Task brief:
Write out the whole listing, matching it exactly.

Supplied material:
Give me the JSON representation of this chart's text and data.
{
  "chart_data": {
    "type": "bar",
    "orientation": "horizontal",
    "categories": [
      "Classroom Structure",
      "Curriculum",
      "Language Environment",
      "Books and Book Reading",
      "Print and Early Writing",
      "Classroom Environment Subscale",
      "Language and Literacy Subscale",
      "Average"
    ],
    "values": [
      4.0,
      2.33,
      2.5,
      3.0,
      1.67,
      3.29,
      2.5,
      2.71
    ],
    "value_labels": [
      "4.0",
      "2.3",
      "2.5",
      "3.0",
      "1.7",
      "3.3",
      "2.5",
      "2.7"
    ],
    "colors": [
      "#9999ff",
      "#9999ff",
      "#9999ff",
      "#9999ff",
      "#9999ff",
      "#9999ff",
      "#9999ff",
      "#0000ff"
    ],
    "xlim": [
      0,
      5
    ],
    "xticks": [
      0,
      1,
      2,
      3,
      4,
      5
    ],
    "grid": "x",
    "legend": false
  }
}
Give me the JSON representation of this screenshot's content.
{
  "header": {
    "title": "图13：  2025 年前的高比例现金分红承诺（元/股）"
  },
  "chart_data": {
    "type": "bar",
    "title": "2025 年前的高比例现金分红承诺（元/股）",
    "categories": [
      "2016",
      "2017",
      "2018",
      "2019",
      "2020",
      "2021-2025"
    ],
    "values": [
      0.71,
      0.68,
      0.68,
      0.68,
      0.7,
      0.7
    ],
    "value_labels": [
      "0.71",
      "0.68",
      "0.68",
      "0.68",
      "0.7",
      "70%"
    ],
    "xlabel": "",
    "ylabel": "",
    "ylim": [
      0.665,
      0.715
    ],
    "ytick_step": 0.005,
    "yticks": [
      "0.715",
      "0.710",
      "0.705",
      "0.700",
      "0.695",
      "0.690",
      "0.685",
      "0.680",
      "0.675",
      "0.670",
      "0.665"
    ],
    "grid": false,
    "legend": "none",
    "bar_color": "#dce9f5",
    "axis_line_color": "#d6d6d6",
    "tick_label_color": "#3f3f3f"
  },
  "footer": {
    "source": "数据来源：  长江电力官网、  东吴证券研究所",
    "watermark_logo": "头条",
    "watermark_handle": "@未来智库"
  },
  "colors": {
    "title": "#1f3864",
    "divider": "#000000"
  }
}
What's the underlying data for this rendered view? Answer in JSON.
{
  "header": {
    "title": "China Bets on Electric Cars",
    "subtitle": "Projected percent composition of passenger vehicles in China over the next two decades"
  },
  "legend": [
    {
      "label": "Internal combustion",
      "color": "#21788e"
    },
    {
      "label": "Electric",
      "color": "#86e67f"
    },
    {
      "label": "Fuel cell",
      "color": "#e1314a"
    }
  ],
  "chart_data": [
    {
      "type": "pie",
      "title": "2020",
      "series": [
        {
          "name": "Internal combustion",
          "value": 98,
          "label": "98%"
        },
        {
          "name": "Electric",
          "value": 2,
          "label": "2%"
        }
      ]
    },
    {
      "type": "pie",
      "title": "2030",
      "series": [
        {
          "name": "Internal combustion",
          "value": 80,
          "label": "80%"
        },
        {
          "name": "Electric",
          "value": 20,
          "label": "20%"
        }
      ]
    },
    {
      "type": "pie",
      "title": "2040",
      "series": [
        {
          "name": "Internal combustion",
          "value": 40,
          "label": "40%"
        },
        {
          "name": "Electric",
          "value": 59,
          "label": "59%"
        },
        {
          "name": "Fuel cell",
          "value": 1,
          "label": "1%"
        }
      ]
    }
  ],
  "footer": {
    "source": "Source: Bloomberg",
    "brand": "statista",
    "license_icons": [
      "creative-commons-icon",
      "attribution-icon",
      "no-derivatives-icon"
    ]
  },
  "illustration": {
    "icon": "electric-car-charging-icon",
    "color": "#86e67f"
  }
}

Answer to the task:
Give me the JSON representation of this chart's text and data.
{
  "chart_data": {
    "type": "bar",
    "orientation": "horizontal",
    "categories": [
      "Classroom Structure",
      "Curriculum",
      "Language Environment",
      "Books and Book Reading",
      "Print and Early Writing",
      "Classroom Environment Subscale",
      "Language and Literacy Subscale",
      "Average"
    ],
    "values": [
      4.0,
      2.33,
      2.5,
      3.0,
      1.67,
      3.29,
      2.5,
      2.71
    ],
    "value_labels": [
      "4.0",
      "2.3",
      "2.5",
      "3.0",
      "1.7",
      "3.3",
      "2.5",
      "2.7"
    ],
    "colors": [
      "#9999ff",
      "#9999ff",
      "#9999ff",
      "#9999ff",
      "#9999ff",
      "#9999ff",
      "#9999ff",
      "#0000ff"
    ],
    "xlim": [
      0,
      5
    ],
    "xticks": [
      0,
      1,
      2,
      3,
      4,
      5
    ],
    "grid": "x",
    "legend": false
  }
}
Give me the JSON representation of this screenshot's content.
{
  "header": {
    "title": "图13：  2025 年前的高比例现金分红承诺（元/股）"
  },
  "chart_data": {
    "type": "bar",
    "title": "2025 年前的高比例现金分红承诺（元/股）",
    "categories": [
      "2016",
      "2017",
      "2018",
      "2019",
      "2020",
      "2021-2025"
    ],
    "values": [
      0.71,
      0.68,
      0.68,
      0.68,
      0.7,
      0.7
    ],
    "value_labels": [
      "0.71",
      "0.68",
      "0.68",
      "0.68",
      "0.7",
      "70%"
    ],
    "xlabel": "",
    "ylabel": "",
    "ylim": [
      0.665,
      0.715
    ],
    "ytick_step": 0.005,
    "yticks": [
      "0.715",
      "0.710",
      "0.705",
      "0.700",
      "0.695",
      "0.690",
      "0.685",
      "0.680",
      "0.675",
      "0.670",
      "0.665"
    ],
    "grid": false,
    "legend": "none",
    "bar_color": "#dce9f5",
    "axis_line_color": "#d6d6d6",
    "tick_label_color": "#3f3f3f"
  },
  "footer": {
    "source": "数据来源：  长江电力官网、  东吴证券研究所",
    "watermark_logo": "头条",
    "watermark_handle": "@未来智库"
  },
  "colors": {
    "title": "#1f3864",
    "divider": "#000000"
  }
}
What's the underlying data for this rendered view? Answer in JSON.
{
  "header": {
    "title": "China Bets on Electric Cars",
    "subtitle": "Projected percent composition of passenger vehicles in China over the next two decades"
  },
  "legend": [
    {
      "label": "Internal combustion",
      "color": "#21788e"
    },
    {
      "label": "Electric",
      "color": "#86e67f"
    },
    {
      "label": "Fuel cell",
      "color": "#e1314a"
    }
  ],
  "chart_data": [
    {
      "type": "pie",
      "title": "2020",
      "series": [
        {
          "name": "Internal combustion",
          "value": 98,
          "label": "98%"
        },
        {
          "name": "Electric",
          "value": 2,
          "label": "2%"
        }
      ]
    },
    {
      "type": "pie",
      "title": "2030",
      "series": [
        {
          "name": "Internal combustion",
          "value": 80,
          "label": "80%"
        },
        {
          "name": "Electric",
          "value": 20,
          "label": "20%"
        }
      ]
    },
    {
      "type": "pie",
      "title": "2040",
      "series": [
        {
          "name": "Internal combustion",
          "value": 40,
          "label": "40%"
        },
        {
          "name": "Electric",
          "value": 59,
          "label": "59%"
        },
        {
          "name": "Fuel cell",
          "value": 1,
          "label": "1%"
        }
      ]
    }
  ],
  "footer": {
    "source": "Source: Bloomberg",
    "brand": "statista",
    "license_icons": [
      "creative-commons-icon",
      "attribution-icon",
      "no-derivatives-icon"
    ]
  },
  "illustration": {
    "icon": "electric-car-charging-icon",
    "color": "#86e67f"
  }
}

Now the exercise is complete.